> [Objective]: Filter the entries below, keeping every line that has the word "title".

> [Data for processing]:
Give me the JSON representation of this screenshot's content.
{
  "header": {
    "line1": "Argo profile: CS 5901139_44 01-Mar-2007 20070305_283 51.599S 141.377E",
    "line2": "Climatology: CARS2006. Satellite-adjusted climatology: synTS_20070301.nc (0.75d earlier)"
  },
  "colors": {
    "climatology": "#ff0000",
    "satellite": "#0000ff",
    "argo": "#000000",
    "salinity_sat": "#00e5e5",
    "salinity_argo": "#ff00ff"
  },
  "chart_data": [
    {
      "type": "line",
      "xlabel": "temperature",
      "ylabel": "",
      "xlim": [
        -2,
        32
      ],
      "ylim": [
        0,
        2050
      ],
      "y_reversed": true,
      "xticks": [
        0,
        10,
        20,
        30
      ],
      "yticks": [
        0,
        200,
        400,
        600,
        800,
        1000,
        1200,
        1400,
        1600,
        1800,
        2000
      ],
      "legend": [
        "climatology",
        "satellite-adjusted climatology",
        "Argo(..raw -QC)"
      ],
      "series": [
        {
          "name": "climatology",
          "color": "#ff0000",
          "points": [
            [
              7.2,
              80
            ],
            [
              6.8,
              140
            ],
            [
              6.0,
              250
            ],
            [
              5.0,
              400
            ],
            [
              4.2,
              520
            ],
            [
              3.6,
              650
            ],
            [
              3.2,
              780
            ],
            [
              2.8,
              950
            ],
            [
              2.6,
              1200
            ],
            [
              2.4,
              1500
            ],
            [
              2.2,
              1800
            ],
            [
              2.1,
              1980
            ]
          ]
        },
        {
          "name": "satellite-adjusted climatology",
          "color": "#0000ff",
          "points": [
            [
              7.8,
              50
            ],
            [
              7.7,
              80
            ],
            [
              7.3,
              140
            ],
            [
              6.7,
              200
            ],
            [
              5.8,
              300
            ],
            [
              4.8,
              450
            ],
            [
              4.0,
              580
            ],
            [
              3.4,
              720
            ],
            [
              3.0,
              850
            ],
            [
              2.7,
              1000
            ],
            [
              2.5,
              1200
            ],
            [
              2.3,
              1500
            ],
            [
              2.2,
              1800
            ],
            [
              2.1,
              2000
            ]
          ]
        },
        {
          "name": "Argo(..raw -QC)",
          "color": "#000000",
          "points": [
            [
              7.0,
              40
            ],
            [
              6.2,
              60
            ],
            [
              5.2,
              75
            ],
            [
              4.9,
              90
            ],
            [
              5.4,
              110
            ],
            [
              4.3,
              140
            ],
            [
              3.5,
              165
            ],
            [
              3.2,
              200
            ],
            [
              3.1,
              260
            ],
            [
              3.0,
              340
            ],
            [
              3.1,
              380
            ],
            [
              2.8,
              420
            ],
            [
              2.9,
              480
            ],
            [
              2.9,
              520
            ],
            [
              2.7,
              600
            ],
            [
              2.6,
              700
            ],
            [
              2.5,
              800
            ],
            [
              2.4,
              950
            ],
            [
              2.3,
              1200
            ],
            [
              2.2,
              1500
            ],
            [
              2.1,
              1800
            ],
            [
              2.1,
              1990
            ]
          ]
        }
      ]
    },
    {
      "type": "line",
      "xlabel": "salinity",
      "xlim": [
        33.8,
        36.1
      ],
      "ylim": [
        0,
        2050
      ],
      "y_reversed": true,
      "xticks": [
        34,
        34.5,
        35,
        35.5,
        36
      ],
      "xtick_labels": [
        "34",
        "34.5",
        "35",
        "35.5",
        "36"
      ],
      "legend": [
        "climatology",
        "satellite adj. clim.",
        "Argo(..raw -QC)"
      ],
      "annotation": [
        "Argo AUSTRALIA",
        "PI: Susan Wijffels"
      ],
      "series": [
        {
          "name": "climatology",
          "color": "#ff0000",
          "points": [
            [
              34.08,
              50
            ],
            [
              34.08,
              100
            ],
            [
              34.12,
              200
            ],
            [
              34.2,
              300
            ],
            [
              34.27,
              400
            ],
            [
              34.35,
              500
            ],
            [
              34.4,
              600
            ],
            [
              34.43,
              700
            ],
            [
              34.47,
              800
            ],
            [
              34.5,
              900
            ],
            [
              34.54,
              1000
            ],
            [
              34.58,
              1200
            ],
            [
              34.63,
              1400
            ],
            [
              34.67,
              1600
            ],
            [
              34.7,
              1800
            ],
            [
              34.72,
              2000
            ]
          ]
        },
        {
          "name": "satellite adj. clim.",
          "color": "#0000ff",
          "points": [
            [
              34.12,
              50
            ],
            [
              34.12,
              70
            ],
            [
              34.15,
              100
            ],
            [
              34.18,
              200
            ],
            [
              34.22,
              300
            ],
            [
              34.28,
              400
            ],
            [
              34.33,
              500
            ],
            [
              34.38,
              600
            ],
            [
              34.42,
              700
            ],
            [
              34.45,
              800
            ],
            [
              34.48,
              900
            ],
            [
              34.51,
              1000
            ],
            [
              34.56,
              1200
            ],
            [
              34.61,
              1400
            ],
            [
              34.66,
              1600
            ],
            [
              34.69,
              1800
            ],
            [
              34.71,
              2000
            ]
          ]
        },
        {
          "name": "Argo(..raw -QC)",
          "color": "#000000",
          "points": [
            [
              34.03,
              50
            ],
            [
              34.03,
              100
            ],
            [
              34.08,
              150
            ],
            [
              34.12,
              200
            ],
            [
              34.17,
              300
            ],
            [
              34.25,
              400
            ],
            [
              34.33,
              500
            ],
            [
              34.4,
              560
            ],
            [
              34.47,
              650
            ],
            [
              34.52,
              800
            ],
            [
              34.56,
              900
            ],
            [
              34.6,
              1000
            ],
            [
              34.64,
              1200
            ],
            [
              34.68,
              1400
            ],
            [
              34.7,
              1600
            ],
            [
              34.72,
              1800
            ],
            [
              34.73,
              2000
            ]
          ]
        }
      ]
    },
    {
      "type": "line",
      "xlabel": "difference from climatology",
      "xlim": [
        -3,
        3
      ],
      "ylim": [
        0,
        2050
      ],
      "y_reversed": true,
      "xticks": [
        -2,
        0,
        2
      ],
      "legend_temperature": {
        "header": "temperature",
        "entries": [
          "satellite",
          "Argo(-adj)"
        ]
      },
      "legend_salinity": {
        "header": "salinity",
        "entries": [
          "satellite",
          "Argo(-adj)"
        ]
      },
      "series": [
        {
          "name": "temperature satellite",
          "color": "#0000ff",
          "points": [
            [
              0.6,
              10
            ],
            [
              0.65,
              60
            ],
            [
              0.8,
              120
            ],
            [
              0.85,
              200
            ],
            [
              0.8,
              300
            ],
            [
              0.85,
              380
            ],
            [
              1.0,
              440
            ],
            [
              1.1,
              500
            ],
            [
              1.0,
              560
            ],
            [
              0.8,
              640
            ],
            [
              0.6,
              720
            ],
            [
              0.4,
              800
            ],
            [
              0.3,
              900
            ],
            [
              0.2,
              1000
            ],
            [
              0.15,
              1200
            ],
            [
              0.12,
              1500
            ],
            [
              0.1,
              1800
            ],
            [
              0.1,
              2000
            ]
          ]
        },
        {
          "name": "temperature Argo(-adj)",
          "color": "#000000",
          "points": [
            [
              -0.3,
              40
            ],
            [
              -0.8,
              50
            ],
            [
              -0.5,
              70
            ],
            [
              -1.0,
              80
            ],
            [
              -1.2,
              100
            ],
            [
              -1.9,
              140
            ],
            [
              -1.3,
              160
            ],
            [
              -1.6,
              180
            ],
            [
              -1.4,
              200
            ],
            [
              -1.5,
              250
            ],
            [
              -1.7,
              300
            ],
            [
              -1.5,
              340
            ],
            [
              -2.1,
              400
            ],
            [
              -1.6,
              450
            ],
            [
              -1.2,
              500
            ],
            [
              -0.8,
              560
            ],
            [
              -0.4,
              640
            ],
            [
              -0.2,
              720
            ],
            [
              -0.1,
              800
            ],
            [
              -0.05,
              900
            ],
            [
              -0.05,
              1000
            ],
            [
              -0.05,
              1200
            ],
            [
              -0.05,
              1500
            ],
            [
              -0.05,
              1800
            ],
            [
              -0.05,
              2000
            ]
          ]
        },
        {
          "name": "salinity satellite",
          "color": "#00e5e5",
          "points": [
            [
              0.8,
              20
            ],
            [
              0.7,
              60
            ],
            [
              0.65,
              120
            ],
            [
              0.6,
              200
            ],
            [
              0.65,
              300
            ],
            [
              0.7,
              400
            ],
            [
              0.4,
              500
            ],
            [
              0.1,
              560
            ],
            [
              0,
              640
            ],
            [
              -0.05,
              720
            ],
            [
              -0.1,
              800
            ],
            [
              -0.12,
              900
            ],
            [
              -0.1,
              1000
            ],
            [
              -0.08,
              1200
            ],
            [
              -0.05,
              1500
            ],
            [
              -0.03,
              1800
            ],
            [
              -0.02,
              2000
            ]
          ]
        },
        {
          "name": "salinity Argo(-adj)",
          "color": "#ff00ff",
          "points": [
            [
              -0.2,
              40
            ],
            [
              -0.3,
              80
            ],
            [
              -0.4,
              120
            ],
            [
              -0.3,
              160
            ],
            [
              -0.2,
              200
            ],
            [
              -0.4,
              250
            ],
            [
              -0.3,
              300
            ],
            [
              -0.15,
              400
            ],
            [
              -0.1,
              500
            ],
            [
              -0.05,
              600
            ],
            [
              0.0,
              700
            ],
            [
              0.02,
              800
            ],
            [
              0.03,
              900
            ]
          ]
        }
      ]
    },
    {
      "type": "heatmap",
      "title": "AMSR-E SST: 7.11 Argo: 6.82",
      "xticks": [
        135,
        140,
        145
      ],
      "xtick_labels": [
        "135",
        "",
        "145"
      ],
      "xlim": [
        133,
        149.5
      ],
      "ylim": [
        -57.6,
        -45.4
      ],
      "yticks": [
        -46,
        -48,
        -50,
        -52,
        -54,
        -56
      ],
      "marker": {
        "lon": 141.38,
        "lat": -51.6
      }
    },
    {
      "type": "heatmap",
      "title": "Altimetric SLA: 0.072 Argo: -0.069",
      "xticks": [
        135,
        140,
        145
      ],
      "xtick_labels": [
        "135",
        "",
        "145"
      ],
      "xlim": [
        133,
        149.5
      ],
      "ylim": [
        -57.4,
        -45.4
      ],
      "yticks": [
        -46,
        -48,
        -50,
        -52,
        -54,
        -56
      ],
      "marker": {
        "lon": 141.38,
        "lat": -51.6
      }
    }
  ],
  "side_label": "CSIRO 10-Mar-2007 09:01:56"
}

> [Exercise output]:
      "title": "AMSR-E SST: 7.11 Argo: 6.82",
      "title": "Altimetric SLA: 0.072 Argo: -0.069",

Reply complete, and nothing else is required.